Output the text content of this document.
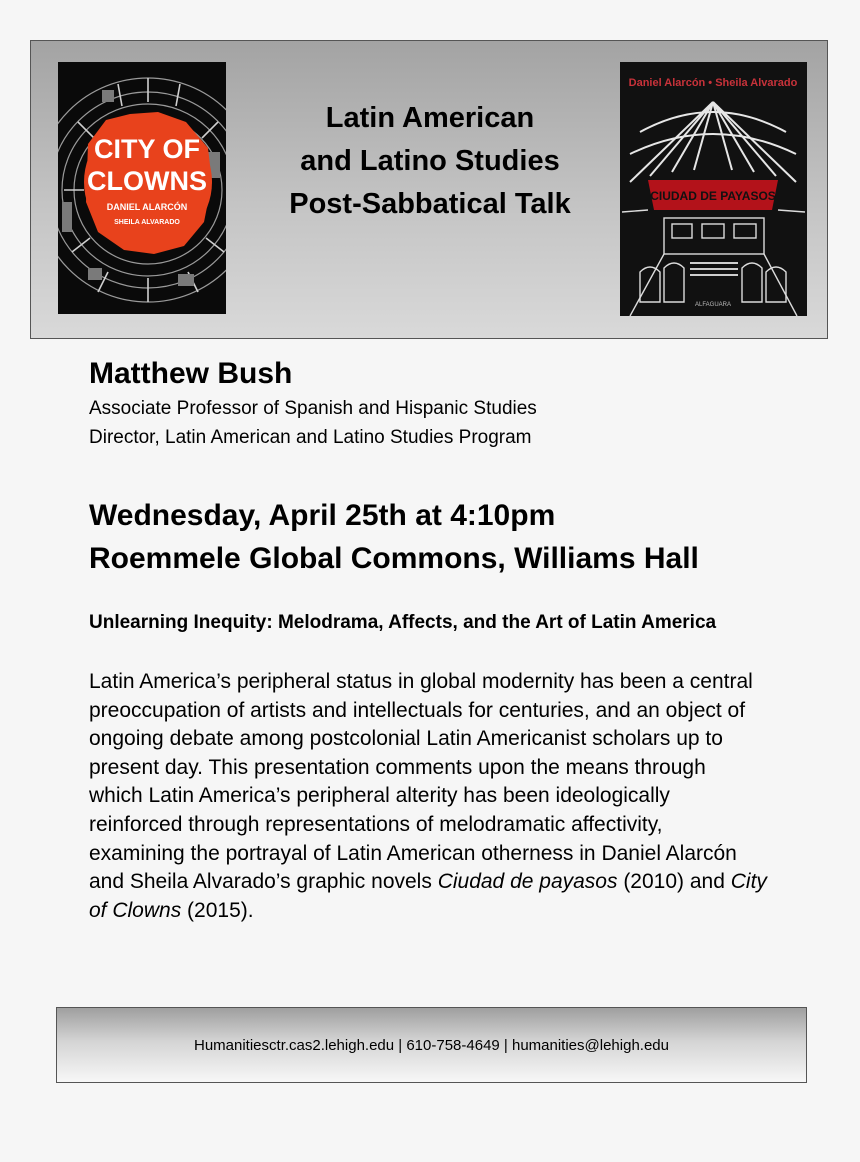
CITY OF
CLOWNS
DANIEL ALARCÓN
SHEILA ALVARADO
Latin American
and Latino Studies
Post-Sabbatical Talk
Daniel Alarcón • Sheila Alvarado
CIUDAD DE PAYASOS
ALFAGUARA
Matthew Bush
Associate Professor of Spanish and Hispanic Studies
Director, Latin American and Latino Studies Program
Wednesday, April 25th at 4:10pm
Roemmele Global Commons, Williams Hall
Unlearning Inequity: Melodrama, Affects, and the Art of Latin America
Latin America’s peripheral status in global modernity has been a central
preoccupation of artists and intellectuals for centuries, and an object of
ongoing debate among postcolonial Latin Americanist scholars up to
present day. This presentation comments upon the means through
which Latin America’s peripheral alterity has been ideologically
reinforced through representations of melodramatic affectivity,
examining the portrayal of Latin American otherness in Daniel Alarcón
and Sheila Alvarado’s graphic novels Ciudad de payasos (2010) and City
of Clowns (2015).
Humanitiesctr.cas2.lehigh.edu | 610-758-4649 | humanities@lehigh.edu
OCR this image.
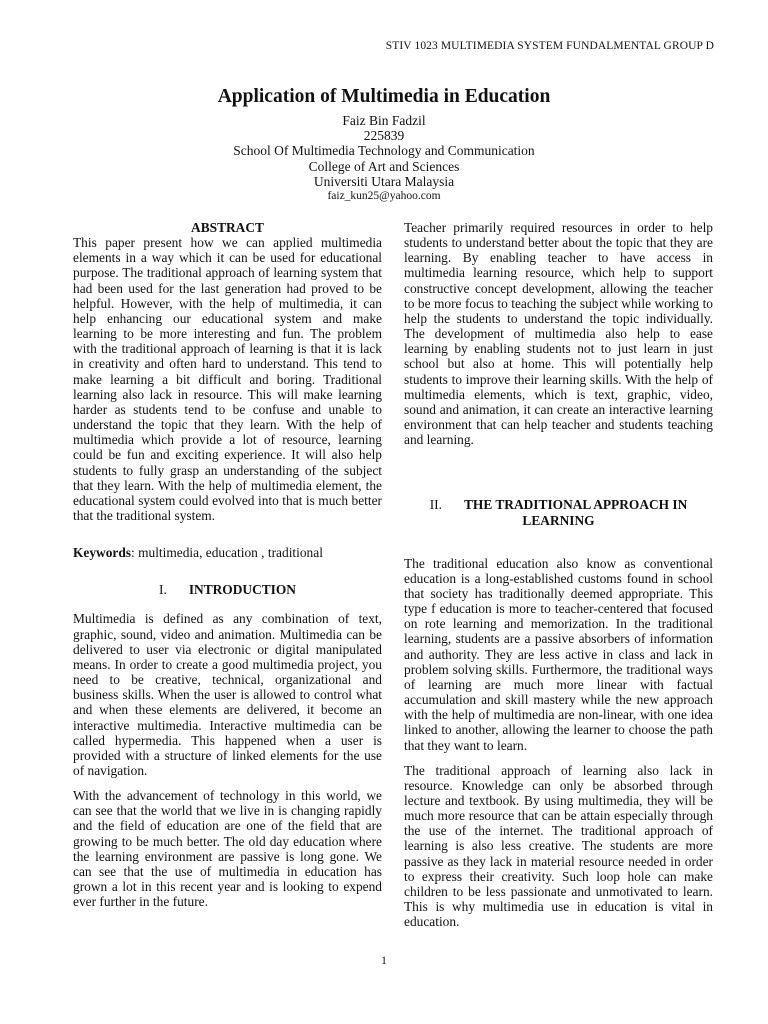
STIV 1023 MULTIMEDIA SYSTEM FUNDALMENTAL GROUP D
Application of Multimedia in Education
Faiz Bin Fadzil
225839
School Of Multimedia Technology and Communication
College of Art and Sciences
Universiti Utara Malaysia
faiz_kun25@yahoo.com
ABSTRACT

This paper present how we can applied multimedia elements in a way which it can be used for educational purpose. The traditional approach of learning system that had been used for the last generation had proved to be helpful. However, with the help of multimedia, it can help enhancing our educational system and make learning to be more interesting and fun. The problem with the traditional approach of learning is that it is lack in creativity and often hard to understand. This tend to make learning a bit difficult and boring. Traditional learning also lack in resource. This will make learning harder as students tend to be confuse and unable to understand the topic that they learn. With the help of multimedia which provide a lot of resource, learning could be fun and exciting experience. It will also help students to fully grasp an understanding of the subject that they learn. With the help of multimedia element, the educational system could evolved into that is much better that the traditional system.

Keywords: multimedia, education , traditional

I. INTRODUCTION

Multimedia is defined as any combination of text, graphic, sound, video and animation. Multimedia can be delivered to user via electronic or digital manipulated means. In order to create a good multimedia project, you need to be creative, technical, organizational and business skills. When the user is allowed to control what and when these elements are delivered, it become an interactive multimedia. Interactive multimedia can be called hypermedia. This happened when a user is provided with a structure of linked elements for the use of navigation.

With the advancement of technology in this world, we can see that the world that we live in is changing rapidly and the field of education are one of the field that are growing to be much better. The old day education where the learning environment are passive is long gone. We can see that the use of multimedia in education has grown a lot in this recent year and is looking to expend ever further in the future.

Teacher primarily required resources in order to help students to understand better about the topic that they are learning. By enabling teacher to have access in multimedia learning resource, which help to support constructive concept development, allowing the teacher to be more focus to teaching the subject while working to help the students to understand the topic individually. The development of multimedia also help to ease learning by enabling students not to just learn in just school but also at home. This will potentially help students to improve their learning skills. With the help of multimedia elements, which is text, graphic, video, sound and animation, it can create an interactive learning environment that can help teacher and students teaching and learning.

II. THE TRADITIONAL APPROACH IN
LEARNING

The traditional education also know as conventional education is a long-established customs found in school that society has traditionally deemed appropriate. This type f education is more to teacher-centered that focused on rote learning and memorization. In the traditional learning, students are a passive absorbers of information and authority. They are less active in class and lack in problem solving skills. Furthermore, the traditional ways of learning are much more linear with factual accumulation and skill mastery while the new approach with the help of multimedia are non-linear, with one idea linked to another, allowing the learner to choose the path that they want to learn.

The traditional approach of learning also lack in resource. Knowledge can only be absorbed through lecture and textbook. By using multimedia, they will be much more resource that can be attain especially through the use of the internet. The traditional approach of learning is also less creative. The students are more passive as they lack in material resource needed in order to express their creativity. Such loop hole can make children to be less passionate and unmotivated to learn. This is why multimedia use in education is vital in education.

1
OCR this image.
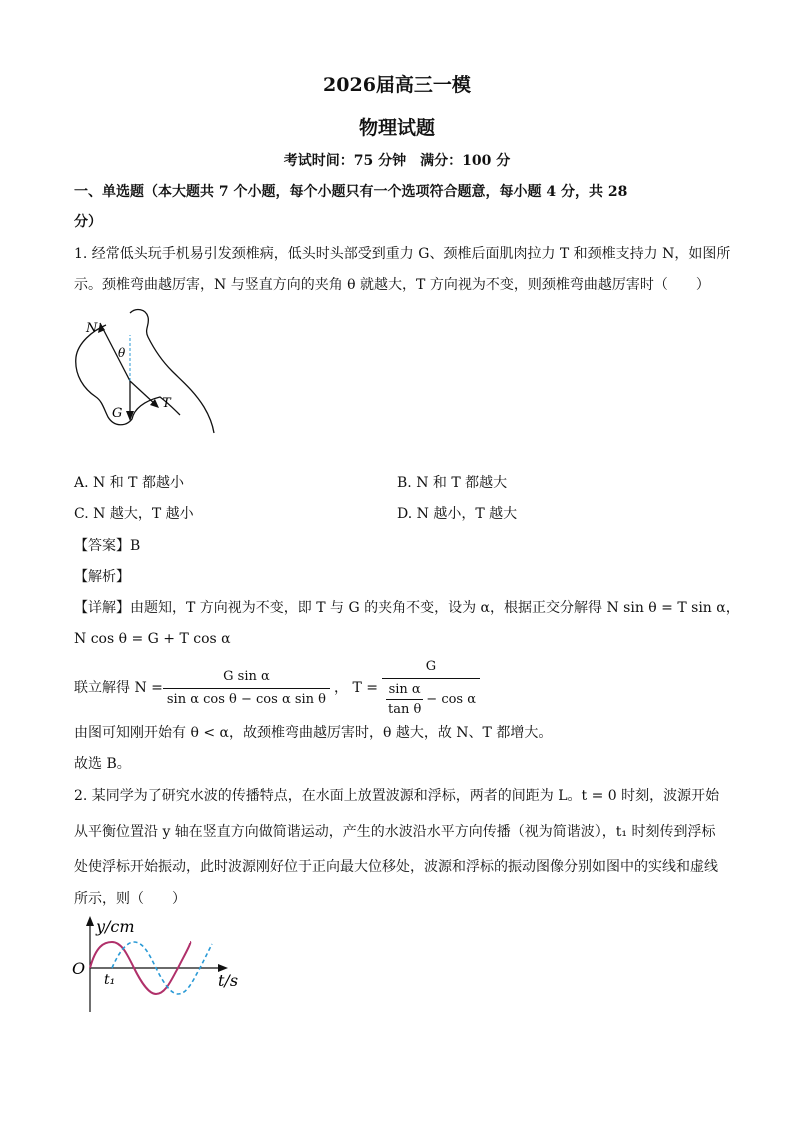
2026届高三一模
物理试题
考试时间：75 分钟　满分：100 分
一、单选题（本大题共 7 个小题，每个小题只有一个选项符合题意，每小题 4 分，共 28
分）
1. 经常低头玩手机易引发颈椎病，低头时头部受到重力 G、颈椎后面肌肉拉力 T 和颈椎支持力 N，如图所
示。颈椎弯曲越厉害，N 与竖直方向的夹角 θ 就越大，T 方向视为不变，则颈椎弯曲越厉害时（　　）
N
θ
G
T
A. N 和 T 都越小	B. N 和 T 都越大
C. N 越大，T 越小	D. N 越小，T 越大
【答案】B
【解析】
【详解】由题知，T 方向视为不变，即 T 与 G 的夹角不变，设为 α，根据正交分解得 N sin θ = T sin α，
N cos θ = G + T cos α
联立解得 $N = \frac{\text{G sin α}}{\text{sin α cos θ − cos α sin θ}}$ ， $T = \frac{G}{\frac{\text{sin α}}{\text{tan θ}} - \cos \alpha}$
由图可知刚开始有 θ < α，故颈椎弯曲越厉害时，θ 越大，故 N、T 都增大。
故选 B。
2. 某同学为了研究水波的传播特点，在水面上放置波源和浮标，两者的间距为 L。t = 0 时刻，波源开始
从平衡位置沿 y 轴在竖直方向做简谐运动，产生的水波沿水平方向传播（视为简谐波），t₁ 时刻传到浮标
处使浮标开始振动，此时波源刚好位于正向最大位移处，波源和浮标的振动图像分别如图中的实线和虚线
所示，则（　　）
y/cm
O
t₁	t/s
:::
* **REQUIRED WORK**
Except for the pictures, copy the material above exactly.

* **RESPONSE TO THIS TASK**
Output the text content of this document.
CITY OF
CLOWNS
DANIEL ALARCÓN
SHEILA ALVARADO
Latin American
and Latino Studies
Post-Sabbatical Talk
Daniel Alarcón • Sheila Alvarado
CIUDAD DE PAYASOS
ALFAGUARA
Matthew Bush
Associate Professor of Spanish and Hispanic Studies
Director, Latin American and Latino Studies Program
Wednesday, April 25th at 4:10pm
Roemmele Global Commons, Williams Hall
Unlearning Inequity: Melodrama, Affects, and the Art of Latin America
Latin America’s peripheral status in global modernity has been a central
preoccupation of artists and intellectuals for centuries, and an object of
ongoing debate among postcolonial Latin Americanist scholars up to
present day. This presentation comments upon the means through
which Latin America’s peripheral alterity has been ideologically
reinforced through representations of melodramatic affectivity,
examining the portrayal of Latin American otherness in Daniel Alarcón
and Sheila Alvarado’s graphic novels Ciudad de payasos (2010) and City
of Clowns (2015).
Humanitiesctr.cas2.lehigh.edu | 610-758-4649 | humanities@lehigh.edu
OCR this image.
STIV 1023 MULTIMEDIA SYSTEM FUNDALMENTAL GROUP D
Application of Multimedia in Education
Faiz Bin Fadzil
225839
School Of Multimedia Technology and Communication
College of Art and Sciences
Universiti Utara Malaysia
faiz_kun25@yahoo.com
ABSTRACT

This paper present how we can applied multimedia elements in a way which it can be used for educational purpose. The traditional approach of learning system that had been used for the last generation had proved to be helpful. However, with the help of multimedia, it can help enhancing our educational system and make learning to be more interesting and fun. The problem with the traditional approach of learning is that it is lack in creativity and often hard to understand. This tend to make learning a bit difficult and boring. Traditional learning also lack in resource. This will make learning harder as students tend to be confuse and unable to understand the topic that they learn. With the help of multimedia which provide a lot of resource, learning could be fun and exciting experience. It will also help students to fully grasp an understanding of the subject that they learn. With the help of multimedia element, the educational system could evolved into that is much better that the traditional system.

Keywords: multimedia, education , traditional

I. INTRODUCTION

Multimedia is defined as any combination of text, graphic, sound, video and animation. Multimedia can be delivered to user via electronic or digital manipulated means. In order to create a good multimedia project, you need to be creative, technical, organizational and business skills. When the user is allowed to control what and when these elements are delivered, it become an interactive multimedia. Interactive multimedia can be called hypermedia. This happened when a user is provided with a structure of linked elements for the use of navigation.

With the advancement of technology in this world, we can see that the world that we live in is changing rapidly and the field of education are one of the field that are growing to be much better. The old day education where the learning environment are passive is long gone. We can see that the use of multimedia in education has grown a lot in this recent year and is looking to expend ever further in the future.

Teacher primarily required resources in order to help students to understand better about the topic that they are learning. By enabling teacher to have access in multimedia learning resource, which help to support constructive concept development, allowing the teacher to be more focus to teaching the subject while working to help the students to understand the topic individually. The development of multimedia also help to ease learning by enabling students not to just learn in just school but also at home. This will potentially help students to improve their learning skills. With the help of multimedia elements, which is text, graphic, video, sound and animation, it can create an interactive learning environment that can help teacher and students teaching and learning.

II. THE TRADITIONAL APPROACH IN
LEARNING

The traditional education also know as conventional education is a long-established customs found in school that society has traditionally deemed appropriate. This type f education is more to teacher-centered that focused on rote learning and memorization. In the traditional learning, students are a passive absorbers of information and authority. They are less active in class and lack in problem solving skills. Furthermore, the traditional ways of learning are much more linear with factual accumulation and skill mastery while the new approach with the help of multimedia are non-linear, with one idea linked to another, allowing the learner to choose the path that they want to learn.

The traditional approach of learning also lack in resource. Knowledge can only be absorbed through lecture and textbook. By using multimedia, they will be much more resource that can be attain especially through the use of the internet. The traditional approach of learning is also less creative. The students are more passive as they lack in material resource needed in order to express their creativity. Such loop hole can make children to be less passionate and unmotivated to learn. This is why multimedia use in education is vital in education.

1
OCR this image.
2026届高三一模
物理试题
考试时间：75 分钟　满分：100 分
一、单选题（本大题共 7 个小题，每个小题只有一个选项符合题意，每小题 4 分，共 28
分）
1. 经常低头玩手机易引发颈椎病，低头时头部受到重力 G、颈椎后面肌肉拉力 T 和颈椎支持力 N，如图所
示。颈椎弯曲越厉害，N 与竖直方向的夹角 θ 就越大，T 方向视为不变，则颈椎弯曲越厉害时（　　）
N
θ
G
T
A. N 和 T 都越小	B. N 和 T 都越大
C. N 越大，T 越小	D. N 越小，T 越大
【答案】B
【解析】
【详解】由题知，T 方向视为不变，即 T 与 G 的夹角不变，设为 α，根据正交分解得 N sin θ = T sin α，
N cos θ = G + T cos α
联立解得 $N = \frac{\text{G sin α}}{\text{sin α cos θ − cos α sin θ}}$ ， $T = \frac{G}{\frac{\text{sin α}}{\text{tan θ}} - \cos \alpha}$
由图可知刚开始有 θ < α，故颈椎弯曲越厉害时，θ 越大，故 N、T 都增大。
故选 B。
2. 某同学为了研究水波的传播特点，在水面上放置波源和浮标，两者的间距为 L。t = 0 时刻，波源开始
从平衡位置沿 y 轴在竖直方向做简谐运动，产生的水波沿水平方向传播（视为简谐波），t₁ 时刻传到浮标
处使浮标开始振动，此时波源刚好位于正向最大位移处，波源和浮标的振动图像分别如图中的实线和虚线
所示，则（　　）
y/cm
O
t₁	t/s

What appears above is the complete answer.